| Goal |
Spot each line in the records below where the word "PDOS" occurs, then copy it.

| The records |
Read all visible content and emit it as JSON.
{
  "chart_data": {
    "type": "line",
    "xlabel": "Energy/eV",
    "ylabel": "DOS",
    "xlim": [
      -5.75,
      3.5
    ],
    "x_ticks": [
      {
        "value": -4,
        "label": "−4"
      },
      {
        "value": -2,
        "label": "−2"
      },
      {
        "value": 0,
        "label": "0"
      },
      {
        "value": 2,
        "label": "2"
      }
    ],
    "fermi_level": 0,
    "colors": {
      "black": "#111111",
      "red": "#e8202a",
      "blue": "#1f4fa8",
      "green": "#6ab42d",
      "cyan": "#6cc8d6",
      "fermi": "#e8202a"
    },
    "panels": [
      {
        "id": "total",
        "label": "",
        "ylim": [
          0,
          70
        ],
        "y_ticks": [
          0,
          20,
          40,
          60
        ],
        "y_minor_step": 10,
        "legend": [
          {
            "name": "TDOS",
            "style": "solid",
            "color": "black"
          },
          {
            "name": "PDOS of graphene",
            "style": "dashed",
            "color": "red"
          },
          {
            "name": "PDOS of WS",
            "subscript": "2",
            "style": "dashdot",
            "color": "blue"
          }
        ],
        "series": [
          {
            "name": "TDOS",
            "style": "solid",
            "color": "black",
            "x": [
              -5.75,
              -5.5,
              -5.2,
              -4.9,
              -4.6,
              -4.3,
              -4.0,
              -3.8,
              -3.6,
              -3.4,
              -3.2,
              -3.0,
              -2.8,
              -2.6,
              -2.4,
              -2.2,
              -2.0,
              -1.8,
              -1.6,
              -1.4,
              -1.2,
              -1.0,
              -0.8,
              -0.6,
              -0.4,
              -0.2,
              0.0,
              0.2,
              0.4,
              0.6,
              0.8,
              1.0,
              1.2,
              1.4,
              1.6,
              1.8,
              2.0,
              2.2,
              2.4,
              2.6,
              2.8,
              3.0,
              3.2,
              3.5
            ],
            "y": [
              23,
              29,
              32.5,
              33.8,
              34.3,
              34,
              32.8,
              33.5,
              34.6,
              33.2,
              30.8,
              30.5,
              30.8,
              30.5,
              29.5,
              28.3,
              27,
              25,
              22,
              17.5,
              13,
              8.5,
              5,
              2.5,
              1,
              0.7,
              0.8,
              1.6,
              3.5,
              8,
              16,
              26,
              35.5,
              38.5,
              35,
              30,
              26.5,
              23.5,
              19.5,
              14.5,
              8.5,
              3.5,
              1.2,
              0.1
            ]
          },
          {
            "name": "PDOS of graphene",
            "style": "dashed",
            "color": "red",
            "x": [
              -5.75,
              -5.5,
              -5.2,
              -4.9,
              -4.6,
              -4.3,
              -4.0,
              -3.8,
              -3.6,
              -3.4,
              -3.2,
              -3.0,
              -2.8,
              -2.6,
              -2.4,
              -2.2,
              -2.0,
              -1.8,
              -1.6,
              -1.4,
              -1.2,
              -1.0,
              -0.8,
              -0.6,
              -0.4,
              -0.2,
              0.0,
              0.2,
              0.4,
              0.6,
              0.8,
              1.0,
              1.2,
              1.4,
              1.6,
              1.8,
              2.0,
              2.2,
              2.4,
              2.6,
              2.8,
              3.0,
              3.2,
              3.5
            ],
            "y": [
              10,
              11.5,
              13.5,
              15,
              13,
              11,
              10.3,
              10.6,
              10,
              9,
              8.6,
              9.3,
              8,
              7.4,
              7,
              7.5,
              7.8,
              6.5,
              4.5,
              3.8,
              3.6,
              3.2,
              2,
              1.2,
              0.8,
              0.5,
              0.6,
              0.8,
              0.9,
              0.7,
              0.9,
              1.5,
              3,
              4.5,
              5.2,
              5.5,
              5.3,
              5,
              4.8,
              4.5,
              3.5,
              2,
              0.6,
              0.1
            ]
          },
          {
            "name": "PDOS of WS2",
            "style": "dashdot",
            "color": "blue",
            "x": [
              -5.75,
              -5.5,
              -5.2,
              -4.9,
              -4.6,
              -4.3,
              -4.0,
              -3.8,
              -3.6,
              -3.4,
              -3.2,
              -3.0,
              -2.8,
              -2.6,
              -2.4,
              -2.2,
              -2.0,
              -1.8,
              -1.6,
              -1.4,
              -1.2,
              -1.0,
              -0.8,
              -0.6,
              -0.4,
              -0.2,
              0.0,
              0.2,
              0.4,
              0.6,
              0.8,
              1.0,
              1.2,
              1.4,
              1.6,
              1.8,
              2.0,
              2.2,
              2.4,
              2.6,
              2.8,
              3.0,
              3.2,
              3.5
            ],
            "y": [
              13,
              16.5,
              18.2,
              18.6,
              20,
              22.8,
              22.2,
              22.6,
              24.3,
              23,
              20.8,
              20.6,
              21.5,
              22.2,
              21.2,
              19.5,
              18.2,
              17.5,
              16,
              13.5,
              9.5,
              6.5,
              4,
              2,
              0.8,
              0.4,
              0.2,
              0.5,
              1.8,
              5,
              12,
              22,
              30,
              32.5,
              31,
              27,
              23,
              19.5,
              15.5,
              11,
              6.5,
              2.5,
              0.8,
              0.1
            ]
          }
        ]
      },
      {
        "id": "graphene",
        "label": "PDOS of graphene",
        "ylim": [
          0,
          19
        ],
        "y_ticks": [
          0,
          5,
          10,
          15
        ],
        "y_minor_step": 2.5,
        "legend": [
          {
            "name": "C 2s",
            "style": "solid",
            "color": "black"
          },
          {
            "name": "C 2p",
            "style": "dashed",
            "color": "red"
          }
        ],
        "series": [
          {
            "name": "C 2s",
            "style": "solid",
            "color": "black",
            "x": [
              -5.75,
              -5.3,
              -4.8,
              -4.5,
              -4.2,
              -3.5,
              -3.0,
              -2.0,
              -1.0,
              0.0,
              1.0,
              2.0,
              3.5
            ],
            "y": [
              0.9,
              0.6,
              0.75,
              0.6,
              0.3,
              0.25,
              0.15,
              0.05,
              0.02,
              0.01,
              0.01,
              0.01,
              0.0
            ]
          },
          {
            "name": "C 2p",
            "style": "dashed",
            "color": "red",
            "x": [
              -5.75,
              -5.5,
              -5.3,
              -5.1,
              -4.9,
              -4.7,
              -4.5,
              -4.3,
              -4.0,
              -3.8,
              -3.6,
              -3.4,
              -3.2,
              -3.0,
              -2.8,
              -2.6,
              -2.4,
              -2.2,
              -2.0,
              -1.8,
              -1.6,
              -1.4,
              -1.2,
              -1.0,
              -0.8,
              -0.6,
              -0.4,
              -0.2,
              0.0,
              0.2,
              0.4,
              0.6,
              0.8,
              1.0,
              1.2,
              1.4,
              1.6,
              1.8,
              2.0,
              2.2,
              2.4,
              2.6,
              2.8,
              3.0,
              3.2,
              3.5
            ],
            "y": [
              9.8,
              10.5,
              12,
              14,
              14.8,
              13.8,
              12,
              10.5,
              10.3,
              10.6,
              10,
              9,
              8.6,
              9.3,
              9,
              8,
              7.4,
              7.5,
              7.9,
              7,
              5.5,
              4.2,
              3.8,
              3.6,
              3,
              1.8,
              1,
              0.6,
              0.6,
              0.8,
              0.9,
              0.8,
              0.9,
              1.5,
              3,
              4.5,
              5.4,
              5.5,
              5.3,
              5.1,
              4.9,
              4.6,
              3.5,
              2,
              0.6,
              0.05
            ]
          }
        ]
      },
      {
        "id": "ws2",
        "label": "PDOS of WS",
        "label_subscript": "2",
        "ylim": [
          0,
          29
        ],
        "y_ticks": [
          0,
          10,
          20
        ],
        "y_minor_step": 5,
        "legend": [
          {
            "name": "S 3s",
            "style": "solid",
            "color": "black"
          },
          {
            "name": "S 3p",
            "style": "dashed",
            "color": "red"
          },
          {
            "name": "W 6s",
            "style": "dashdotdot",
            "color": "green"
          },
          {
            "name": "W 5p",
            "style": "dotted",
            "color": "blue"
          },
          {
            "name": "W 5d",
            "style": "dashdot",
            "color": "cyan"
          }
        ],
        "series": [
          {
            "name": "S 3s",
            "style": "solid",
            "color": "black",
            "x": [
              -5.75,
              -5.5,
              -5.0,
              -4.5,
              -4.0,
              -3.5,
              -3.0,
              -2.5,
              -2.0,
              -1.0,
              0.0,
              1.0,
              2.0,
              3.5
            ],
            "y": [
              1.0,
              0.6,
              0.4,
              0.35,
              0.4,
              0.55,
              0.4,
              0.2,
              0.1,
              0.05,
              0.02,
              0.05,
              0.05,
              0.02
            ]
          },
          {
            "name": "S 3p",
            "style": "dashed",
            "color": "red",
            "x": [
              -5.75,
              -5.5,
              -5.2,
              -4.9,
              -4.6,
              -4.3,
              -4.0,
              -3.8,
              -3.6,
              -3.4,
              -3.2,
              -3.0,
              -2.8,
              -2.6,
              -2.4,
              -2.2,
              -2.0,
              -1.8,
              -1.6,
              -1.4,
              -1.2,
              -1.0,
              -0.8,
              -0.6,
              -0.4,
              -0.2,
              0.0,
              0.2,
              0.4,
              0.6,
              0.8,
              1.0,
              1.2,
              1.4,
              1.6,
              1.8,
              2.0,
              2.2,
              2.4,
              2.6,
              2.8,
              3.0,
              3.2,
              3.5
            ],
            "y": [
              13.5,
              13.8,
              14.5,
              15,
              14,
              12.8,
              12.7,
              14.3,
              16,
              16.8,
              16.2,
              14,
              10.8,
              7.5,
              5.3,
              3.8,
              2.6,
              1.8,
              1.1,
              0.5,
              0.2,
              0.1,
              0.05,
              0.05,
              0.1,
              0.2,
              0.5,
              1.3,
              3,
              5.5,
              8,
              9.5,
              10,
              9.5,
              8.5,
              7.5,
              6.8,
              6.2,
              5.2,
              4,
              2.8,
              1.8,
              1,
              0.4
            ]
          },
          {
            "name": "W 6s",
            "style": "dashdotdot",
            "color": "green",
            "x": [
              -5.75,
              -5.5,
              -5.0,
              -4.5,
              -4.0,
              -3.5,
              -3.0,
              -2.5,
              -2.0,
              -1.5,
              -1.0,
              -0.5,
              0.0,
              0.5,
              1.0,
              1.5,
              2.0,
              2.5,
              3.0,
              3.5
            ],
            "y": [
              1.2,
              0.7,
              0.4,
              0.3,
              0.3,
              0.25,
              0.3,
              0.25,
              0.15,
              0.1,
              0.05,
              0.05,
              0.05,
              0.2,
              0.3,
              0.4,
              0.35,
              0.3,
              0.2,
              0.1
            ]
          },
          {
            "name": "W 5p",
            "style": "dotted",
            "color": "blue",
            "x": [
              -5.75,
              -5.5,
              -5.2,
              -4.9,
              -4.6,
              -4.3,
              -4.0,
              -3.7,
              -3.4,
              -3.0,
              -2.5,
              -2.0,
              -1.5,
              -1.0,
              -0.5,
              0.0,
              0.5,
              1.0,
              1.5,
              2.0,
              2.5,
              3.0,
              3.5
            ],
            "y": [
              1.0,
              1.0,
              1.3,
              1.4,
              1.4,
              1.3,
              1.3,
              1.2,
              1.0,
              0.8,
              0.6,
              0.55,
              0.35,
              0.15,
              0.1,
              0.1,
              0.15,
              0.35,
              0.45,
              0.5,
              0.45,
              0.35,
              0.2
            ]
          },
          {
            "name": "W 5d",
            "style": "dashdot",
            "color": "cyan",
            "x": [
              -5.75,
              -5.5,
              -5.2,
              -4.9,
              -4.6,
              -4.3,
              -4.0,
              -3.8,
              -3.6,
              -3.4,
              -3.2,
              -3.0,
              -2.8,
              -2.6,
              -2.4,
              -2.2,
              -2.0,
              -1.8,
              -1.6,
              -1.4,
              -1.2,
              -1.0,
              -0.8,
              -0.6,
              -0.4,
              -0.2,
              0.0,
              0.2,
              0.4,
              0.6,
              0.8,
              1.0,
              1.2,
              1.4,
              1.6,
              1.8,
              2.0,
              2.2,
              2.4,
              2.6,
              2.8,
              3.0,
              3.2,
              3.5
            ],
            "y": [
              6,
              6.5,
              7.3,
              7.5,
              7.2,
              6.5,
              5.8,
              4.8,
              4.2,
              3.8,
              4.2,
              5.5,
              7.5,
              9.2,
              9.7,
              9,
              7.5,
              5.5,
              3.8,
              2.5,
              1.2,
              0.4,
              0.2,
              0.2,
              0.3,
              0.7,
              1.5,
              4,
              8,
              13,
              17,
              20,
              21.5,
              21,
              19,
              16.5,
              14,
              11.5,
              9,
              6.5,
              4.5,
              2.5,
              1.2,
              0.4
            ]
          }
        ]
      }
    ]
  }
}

| Response below |
            "name": "PDOS of graphene",
            "name": "PDOS of WS",
            "name": "PDOS of graphene",
            "name": "PDOS of WS2",
        "label": "PDOS of graphene",
        "label": "PDOS of WS",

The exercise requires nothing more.